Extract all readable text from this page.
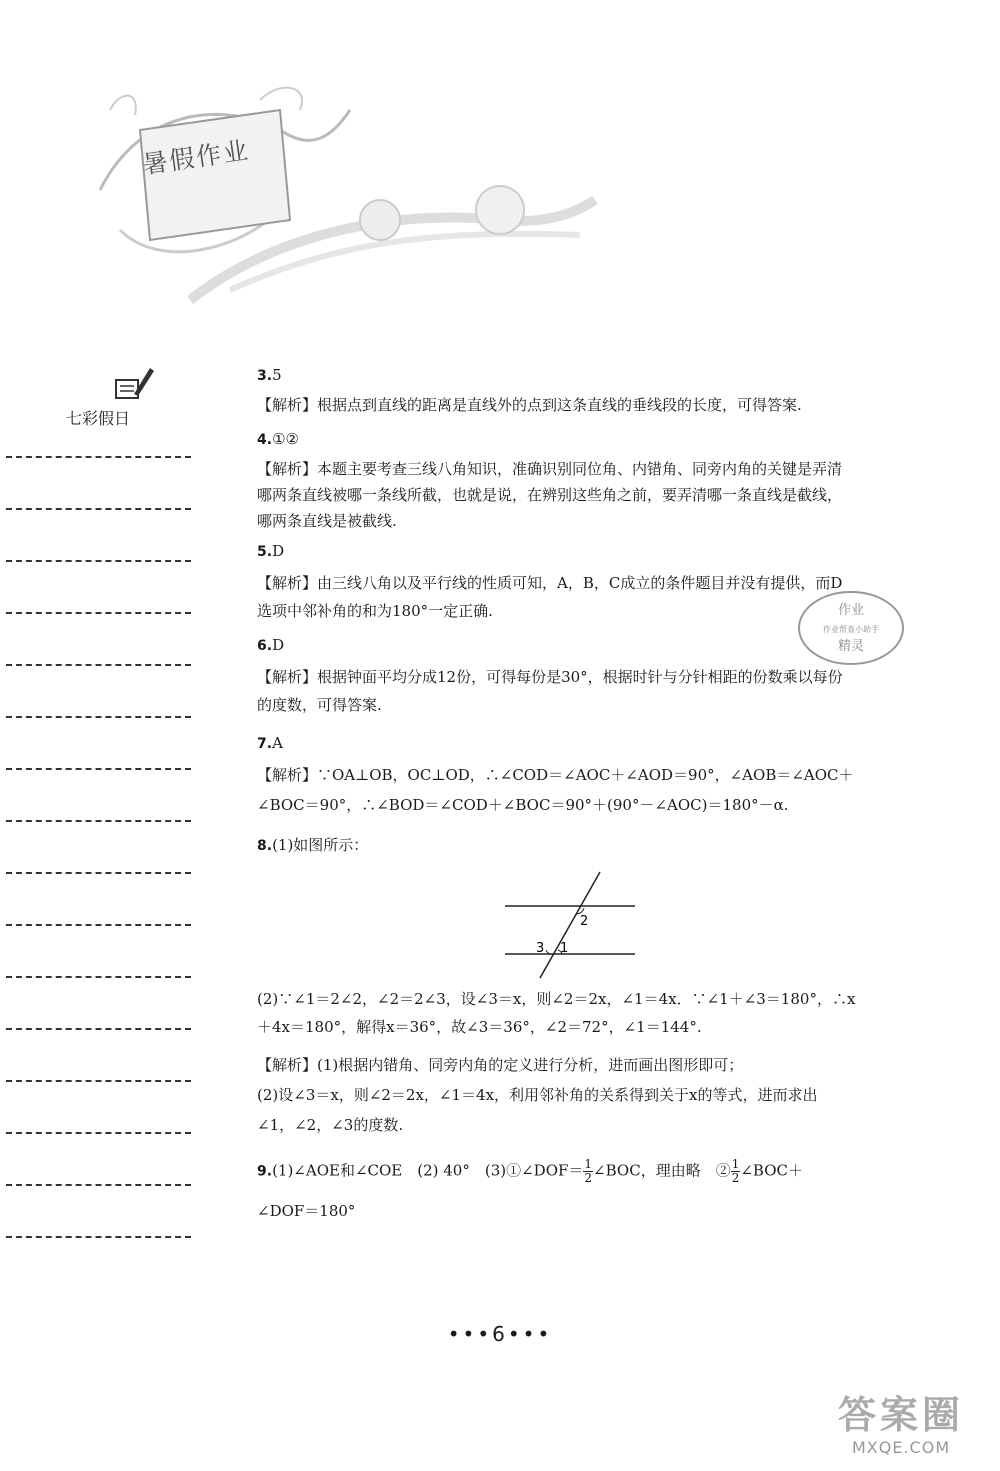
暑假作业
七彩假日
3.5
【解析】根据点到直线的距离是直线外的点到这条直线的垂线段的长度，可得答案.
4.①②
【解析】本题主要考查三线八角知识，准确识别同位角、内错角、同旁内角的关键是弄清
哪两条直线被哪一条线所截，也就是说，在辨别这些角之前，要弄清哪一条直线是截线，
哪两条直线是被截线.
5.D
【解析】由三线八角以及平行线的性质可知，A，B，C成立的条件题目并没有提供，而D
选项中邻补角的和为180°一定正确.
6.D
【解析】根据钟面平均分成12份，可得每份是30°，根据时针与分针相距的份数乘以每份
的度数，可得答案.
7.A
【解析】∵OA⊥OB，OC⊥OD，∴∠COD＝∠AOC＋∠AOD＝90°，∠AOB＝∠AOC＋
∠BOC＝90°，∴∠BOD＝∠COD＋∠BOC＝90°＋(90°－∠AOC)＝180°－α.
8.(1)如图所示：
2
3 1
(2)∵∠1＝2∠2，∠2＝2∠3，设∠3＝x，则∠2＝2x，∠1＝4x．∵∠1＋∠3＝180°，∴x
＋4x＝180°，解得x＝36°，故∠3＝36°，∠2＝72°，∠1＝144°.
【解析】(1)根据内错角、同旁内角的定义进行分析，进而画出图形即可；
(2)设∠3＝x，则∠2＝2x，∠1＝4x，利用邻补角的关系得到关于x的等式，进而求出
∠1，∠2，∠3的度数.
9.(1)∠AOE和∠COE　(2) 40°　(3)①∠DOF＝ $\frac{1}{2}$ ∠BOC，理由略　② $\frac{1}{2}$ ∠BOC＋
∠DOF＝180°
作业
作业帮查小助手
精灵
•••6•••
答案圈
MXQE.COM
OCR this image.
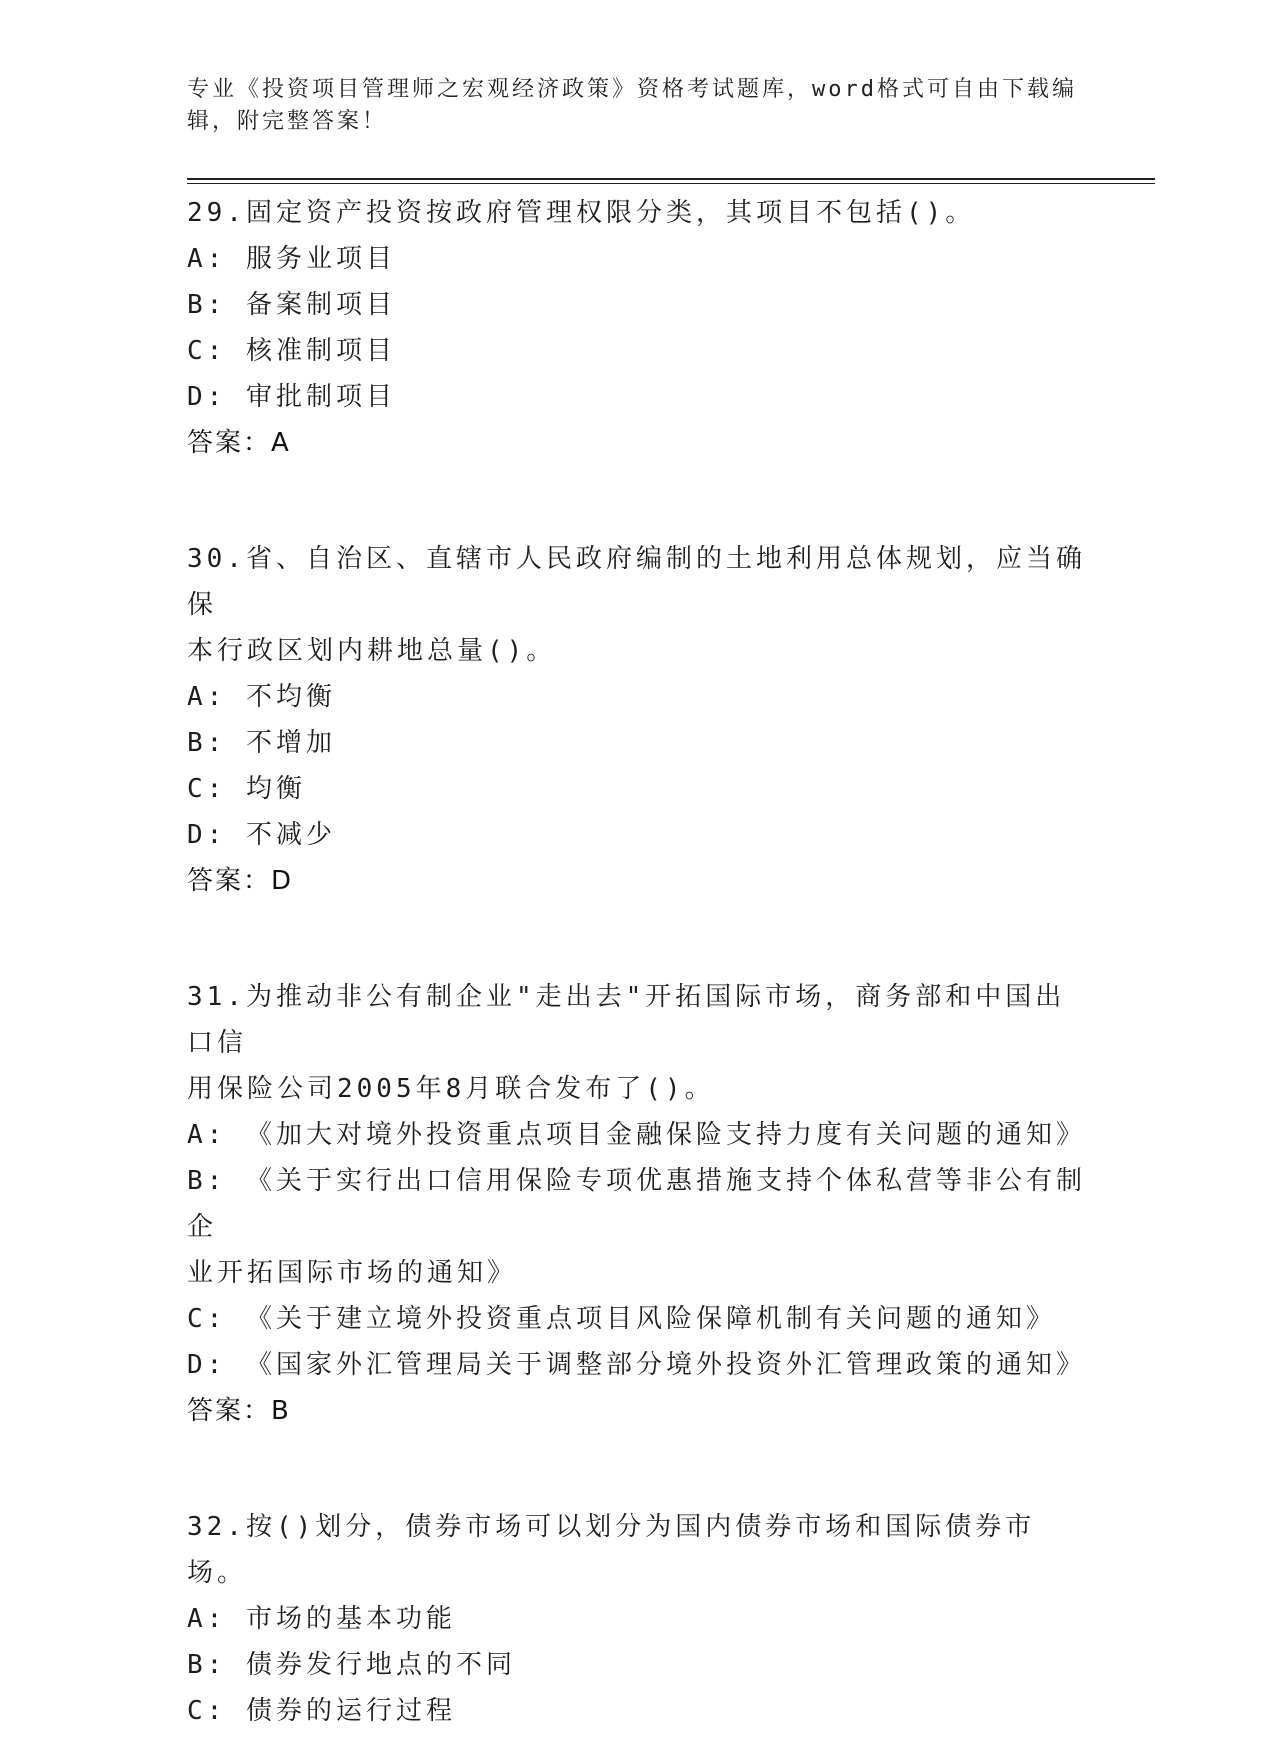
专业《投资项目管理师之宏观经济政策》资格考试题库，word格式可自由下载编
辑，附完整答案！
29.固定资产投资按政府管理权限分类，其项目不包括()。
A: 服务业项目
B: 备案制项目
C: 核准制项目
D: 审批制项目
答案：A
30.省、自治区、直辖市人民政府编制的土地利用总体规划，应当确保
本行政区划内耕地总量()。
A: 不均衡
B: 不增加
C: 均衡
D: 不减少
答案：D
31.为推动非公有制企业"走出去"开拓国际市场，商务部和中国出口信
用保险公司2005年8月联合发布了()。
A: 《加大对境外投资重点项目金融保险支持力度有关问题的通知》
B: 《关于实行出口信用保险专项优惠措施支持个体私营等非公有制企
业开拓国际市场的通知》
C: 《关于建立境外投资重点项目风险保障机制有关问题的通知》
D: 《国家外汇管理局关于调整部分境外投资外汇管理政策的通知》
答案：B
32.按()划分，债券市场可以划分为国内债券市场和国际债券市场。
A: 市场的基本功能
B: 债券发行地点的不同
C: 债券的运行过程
__________
*WRITTEN REQUEST*: Look for the word "可得答案" in every line of the listing and copy the lines that have it.

*SOLUTION TO THIS PROBLEM*:
【解析】根据点到直线的距离是直线外的点到这条直线的垂线段的长度，可得答案.
的度数，可得答案.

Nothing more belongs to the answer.